■ Task details: Copy out the lines that include the word "août".

════════

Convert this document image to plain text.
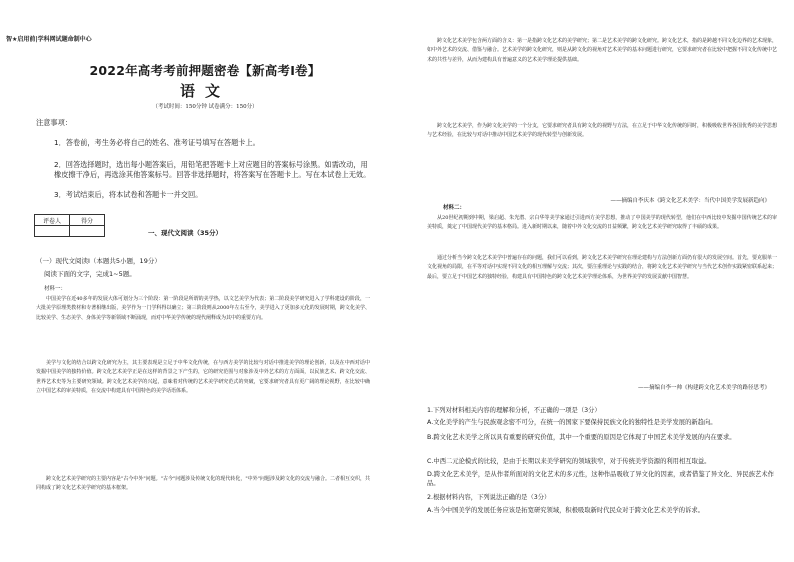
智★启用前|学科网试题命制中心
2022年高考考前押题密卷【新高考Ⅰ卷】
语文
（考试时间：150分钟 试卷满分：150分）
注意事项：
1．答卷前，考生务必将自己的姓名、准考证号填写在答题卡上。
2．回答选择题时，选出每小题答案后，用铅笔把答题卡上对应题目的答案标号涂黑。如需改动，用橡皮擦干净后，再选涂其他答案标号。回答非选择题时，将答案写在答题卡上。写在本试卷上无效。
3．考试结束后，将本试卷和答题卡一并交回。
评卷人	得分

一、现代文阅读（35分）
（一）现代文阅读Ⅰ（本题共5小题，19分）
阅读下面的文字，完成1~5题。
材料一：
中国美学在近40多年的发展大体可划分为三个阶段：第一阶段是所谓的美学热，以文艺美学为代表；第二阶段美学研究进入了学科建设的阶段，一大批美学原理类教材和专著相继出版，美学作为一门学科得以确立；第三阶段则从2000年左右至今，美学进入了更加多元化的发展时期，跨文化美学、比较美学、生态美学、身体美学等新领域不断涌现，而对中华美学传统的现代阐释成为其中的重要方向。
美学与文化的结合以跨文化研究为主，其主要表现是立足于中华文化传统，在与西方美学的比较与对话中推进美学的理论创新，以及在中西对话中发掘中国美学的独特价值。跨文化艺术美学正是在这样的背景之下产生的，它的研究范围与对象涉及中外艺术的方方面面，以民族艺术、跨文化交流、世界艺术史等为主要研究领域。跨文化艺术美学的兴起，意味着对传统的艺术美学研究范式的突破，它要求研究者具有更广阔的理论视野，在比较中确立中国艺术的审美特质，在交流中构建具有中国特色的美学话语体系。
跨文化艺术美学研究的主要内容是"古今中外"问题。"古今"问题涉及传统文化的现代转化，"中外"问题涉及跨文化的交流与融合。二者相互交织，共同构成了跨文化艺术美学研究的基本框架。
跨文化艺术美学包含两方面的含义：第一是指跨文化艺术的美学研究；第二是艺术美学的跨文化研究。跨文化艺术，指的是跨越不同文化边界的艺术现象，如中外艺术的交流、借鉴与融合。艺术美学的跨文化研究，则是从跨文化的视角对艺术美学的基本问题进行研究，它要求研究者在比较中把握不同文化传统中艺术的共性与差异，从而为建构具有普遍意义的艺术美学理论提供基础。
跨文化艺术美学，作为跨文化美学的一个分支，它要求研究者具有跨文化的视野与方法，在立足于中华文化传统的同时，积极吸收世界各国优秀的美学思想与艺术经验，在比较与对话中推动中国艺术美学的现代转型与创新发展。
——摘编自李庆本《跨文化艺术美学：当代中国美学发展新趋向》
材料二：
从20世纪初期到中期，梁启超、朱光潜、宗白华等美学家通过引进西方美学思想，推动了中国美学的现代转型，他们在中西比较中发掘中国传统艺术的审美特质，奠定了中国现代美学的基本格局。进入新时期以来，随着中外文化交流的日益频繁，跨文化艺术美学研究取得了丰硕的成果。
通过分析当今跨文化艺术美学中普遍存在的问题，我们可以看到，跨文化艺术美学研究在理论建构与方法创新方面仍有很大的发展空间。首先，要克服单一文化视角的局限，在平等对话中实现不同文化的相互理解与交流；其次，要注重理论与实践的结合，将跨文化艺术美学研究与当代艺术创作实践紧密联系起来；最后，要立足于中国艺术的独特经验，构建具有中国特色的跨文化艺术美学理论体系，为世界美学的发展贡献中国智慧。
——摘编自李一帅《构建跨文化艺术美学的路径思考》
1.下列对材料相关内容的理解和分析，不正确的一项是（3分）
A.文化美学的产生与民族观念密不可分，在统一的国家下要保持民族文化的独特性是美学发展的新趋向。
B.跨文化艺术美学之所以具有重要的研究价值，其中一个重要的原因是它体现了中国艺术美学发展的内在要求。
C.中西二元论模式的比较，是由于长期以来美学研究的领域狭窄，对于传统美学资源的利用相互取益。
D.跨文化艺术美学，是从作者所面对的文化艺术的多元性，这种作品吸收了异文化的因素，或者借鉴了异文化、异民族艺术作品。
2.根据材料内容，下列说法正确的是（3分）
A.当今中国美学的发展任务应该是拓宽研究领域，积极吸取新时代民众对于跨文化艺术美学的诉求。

════════

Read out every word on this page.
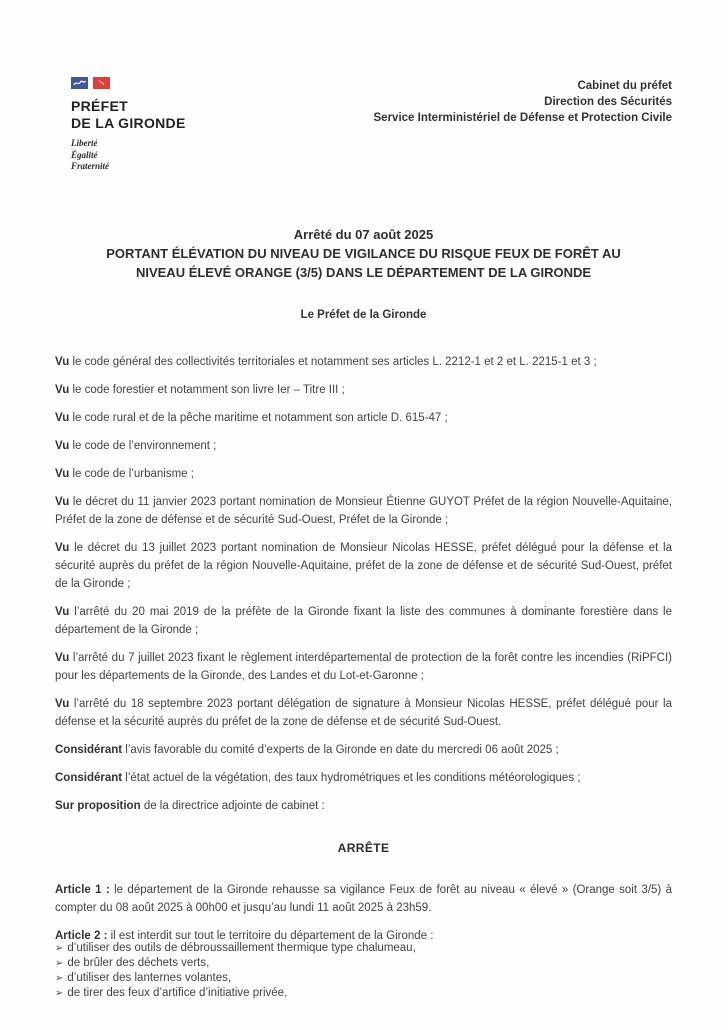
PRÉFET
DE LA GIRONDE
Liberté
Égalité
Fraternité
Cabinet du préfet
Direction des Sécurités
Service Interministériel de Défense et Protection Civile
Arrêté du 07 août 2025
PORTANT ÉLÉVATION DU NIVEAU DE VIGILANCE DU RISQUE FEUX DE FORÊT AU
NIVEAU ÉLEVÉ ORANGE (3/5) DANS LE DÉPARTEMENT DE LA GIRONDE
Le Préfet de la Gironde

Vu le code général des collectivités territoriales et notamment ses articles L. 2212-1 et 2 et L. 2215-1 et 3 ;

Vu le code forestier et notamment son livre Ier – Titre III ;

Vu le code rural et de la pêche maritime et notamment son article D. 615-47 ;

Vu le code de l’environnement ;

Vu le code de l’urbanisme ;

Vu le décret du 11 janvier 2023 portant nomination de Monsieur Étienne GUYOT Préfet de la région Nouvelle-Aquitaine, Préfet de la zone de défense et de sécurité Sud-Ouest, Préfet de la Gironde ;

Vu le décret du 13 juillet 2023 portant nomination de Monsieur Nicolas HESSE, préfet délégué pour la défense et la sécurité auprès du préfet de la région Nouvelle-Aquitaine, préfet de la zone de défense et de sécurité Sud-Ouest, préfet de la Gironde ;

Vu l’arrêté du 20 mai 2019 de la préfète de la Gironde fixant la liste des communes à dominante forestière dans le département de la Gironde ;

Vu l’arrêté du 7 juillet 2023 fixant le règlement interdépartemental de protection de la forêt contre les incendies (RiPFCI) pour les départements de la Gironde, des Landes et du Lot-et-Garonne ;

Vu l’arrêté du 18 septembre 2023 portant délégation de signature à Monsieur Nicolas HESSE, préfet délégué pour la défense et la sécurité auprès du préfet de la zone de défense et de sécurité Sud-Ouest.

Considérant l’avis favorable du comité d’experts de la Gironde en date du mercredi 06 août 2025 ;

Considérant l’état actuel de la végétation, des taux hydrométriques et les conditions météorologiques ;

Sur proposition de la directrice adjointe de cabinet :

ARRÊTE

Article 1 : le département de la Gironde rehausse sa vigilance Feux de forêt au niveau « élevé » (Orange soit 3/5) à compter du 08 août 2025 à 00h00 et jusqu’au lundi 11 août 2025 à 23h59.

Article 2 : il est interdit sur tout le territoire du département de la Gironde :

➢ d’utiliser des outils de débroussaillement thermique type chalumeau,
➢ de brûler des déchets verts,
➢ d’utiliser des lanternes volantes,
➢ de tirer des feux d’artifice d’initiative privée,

════════

■ The response:
Arrêté du 07 août 2025
Considérant l’avis favorable du comité d’experts de la Gironde en date du mercredi 06 août 2025 ;
Article 1 : le département de la Gironde rehausse sa vigilance Feux de forêt au niveau « élevé » (Orange soit 3/5) à compter du 08 août 2025 à 00h00 et jusqu’au lundi 11 août 2025 à 23h59.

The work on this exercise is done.